例えば、TPXまたはPMP−MXブランドで販売されている約0.005インチのPMP層は、さまざまなフォトポリマー樹脂で使用するための効果的なバリア層を提供し得る。
【0055】
本明細書に記載されている積層多材料分離層は、PDMS単独での使用など、従来の分離層を超える多数のさらなる利点を提供する。一例として、PDMS単独で形成された分離層は、「曇り」または「かぶり」として知られる方法で劣化する周知の傾向を有する。特定の理論に限定されることを望むものではないが、本発明者らは、この形態の劣化は実質的にフォトポリマー物質のPDMS材料への拡散および/または吸収ならびにそれに続くPDMS材料内の化学反応によるものであると仮定する。しかしながら、PMPのようなバリア層材料の比較的な不浸透性は、本明細書に記載されるようにフォトポリマーコンテナの有効使用寿命を劇的に増加させる。これは、部分的には、バリア層材料を通って分離層の大部分へのフォトポリマー物質の移動が実質的に減少したことによると考えられる。マイグレーションのこの減少および/または分離層劣化プロセスの減少は、さらに有利には、本発明の実施形態を使用して形成された部品の有効解像度および精度の大幅な向上を可能にする。これは、一部には、フォトポリマー物質の分離層への移行の減少およびそれに続く分解プロセスから生じる、分離層を通る化学線の透過における一貫性の改善によるものと考えられる。さらに、本発明者らは、積層多材料分離層を通過する化学線の散乱が著しく少ないことを観察した。

指示文 1:
分離層についての表示テキストによると、PMPのようなバリア層材料を用いるとフォトポリマーコンテナの有効使用寿命が大きく延びるのはなぜか。1～3文で説明してください。
指示文 2:
分離層についての表示テキストから、次の文を英語に訳すこと：「さらに、本発明者らは、積層多材料分離層を通過する化学線の散乱が著しく少ないことを観察した。」

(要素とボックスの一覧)

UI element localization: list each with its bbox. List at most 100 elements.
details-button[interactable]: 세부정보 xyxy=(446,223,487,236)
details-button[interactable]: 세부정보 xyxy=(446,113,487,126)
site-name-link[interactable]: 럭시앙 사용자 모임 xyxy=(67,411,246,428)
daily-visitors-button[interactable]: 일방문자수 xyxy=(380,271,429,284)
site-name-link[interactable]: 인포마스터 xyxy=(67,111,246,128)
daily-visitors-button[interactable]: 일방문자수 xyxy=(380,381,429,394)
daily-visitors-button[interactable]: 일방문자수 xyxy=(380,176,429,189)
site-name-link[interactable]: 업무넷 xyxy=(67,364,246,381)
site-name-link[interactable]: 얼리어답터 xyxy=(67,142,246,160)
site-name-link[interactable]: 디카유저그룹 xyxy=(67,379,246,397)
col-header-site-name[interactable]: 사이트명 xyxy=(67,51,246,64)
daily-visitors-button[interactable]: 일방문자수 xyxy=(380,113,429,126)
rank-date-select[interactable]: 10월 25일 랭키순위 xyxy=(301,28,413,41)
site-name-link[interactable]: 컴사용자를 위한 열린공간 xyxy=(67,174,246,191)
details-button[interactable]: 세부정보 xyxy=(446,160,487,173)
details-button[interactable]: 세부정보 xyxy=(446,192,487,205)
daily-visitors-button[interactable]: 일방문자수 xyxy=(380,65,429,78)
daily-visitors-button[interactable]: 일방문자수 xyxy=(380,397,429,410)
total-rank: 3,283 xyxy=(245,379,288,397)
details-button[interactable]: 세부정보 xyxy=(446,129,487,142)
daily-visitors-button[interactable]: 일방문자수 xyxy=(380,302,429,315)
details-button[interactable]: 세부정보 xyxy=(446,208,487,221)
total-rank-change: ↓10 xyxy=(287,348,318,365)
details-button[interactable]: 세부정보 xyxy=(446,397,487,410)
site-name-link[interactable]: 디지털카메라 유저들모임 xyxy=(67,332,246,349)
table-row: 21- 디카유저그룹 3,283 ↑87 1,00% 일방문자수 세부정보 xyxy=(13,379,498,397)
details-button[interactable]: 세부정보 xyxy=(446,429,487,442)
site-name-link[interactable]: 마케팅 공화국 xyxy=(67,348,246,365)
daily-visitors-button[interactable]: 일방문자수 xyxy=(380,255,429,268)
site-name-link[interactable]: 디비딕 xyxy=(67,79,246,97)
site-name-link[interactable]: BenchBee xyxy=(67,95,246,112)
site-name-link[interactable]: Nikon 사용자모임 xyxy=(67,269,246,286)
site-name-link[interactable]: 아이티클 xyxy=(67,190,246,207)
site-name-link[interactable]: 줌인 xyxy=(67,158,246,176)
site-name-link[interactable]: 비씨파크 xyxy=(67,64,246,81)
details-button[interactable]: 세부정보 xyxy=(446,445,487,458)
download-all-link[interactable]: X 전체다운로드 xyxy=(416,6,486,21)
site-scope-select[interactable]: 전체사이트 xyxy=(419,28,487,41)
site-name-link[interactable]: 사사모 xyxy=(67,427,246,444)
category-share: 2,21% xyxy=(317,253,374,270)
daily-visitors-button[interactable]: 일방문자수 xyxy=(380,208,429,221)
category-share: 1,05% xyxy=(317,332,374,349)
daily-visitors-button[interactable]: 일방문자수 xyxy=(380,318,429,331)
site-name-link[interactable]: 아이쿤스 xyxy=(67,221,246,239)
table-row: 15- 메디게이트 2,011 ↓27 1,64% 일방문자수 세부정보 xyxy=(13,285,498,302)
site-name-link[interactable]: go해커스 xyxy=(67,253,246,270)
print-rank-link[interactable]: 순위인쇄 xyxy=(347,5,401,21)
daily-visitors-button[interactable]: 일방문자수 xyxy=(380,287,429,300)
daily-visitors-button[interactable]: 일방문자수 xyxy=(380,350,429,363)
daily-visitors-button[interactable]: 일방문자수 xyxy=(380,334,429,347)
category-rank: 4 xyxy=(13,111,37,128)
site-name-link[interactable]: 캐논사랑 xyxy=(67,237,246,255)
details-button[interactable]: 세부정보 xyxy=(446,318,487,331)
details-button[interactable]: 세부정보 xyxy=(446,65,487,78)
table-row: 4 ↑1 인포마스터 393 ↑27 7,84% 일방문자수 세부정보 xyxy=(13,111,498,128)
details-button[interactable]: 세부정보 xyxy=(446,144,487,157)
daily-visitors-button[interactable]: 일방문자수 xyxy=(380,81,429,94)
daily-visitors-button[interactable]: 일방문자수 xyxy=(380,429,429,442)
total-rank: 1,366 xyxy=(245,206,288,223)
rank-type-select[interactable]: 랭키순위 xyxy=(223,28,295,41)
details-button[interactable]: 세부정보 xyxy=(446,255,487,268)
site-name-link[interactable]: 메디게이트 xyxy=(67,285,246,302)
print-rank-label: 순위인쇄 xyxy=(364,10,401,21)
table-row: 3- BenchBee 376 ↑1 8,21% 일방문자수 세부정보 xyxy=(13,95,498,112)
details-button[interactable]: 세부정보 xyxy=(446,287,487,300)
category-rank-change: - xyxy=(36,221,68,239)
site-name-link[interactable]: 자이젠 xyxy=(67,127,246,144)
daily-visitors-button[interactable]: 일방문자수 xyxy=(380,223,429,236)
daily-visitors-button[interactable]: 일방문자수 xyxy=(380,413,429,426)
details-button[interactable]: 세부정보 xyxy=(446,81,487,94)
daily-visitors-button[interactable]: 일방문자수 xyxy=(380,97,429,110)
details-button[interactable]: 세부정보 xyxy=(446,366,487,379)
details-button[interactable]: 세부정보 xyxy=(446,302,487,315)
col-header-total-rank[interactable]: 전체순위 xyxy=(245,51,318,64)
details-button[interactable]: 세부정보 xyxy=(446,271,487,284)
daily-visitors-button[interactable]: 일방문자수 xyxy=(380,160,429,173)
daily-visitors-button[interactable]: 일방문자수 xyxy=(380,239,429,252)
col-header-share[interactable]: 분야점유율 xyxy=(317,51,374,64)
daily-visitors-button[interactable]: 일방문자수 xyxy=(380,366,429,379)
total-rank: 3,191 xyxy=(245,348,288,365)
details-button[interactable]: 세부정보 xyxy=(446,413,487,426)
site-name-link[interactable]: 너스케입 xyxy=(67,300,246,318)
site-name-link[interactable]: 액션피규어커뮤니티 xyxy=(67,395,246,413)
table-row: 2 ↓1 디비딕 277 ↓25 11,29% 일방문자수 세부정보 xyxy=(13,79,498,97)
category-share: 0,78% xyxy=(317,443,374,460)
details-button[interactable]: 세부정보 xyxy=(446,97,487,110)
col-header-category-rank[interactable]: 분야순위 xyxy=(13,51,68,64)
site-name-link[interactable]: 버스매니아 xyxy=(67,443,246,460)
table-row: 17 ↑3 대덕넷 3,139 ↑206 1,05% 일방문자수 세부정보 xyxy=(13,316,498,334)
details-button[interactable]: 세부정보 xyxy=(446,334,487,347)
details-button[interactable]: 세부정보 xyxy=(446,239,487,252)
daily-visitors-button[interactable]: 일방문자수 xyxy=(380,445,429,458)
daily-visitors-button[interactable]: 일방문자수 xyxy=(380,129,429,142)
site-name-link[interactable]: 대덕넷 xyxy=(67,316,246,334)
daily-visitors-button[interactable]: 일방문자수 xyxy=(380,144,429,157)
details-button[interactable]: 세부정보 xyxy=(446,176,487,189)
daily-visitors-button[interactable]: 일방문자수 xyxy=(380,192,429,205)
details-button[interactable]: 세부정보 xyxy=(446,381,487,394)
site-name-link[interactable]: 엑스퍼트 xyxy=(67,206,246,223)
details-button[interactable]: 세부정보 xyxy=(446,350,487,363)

正解 1:
バリア層材料は比較的不浸透性なので、フォトポリマー物質がバリア層材料を通って分離層の大部分へ移動することが実質的に減るためだと考えられている。

正解 2:
Furthermore, the inventors observed that actinic radiation passing through the laminated multi-material separation layer is scattered significantly less.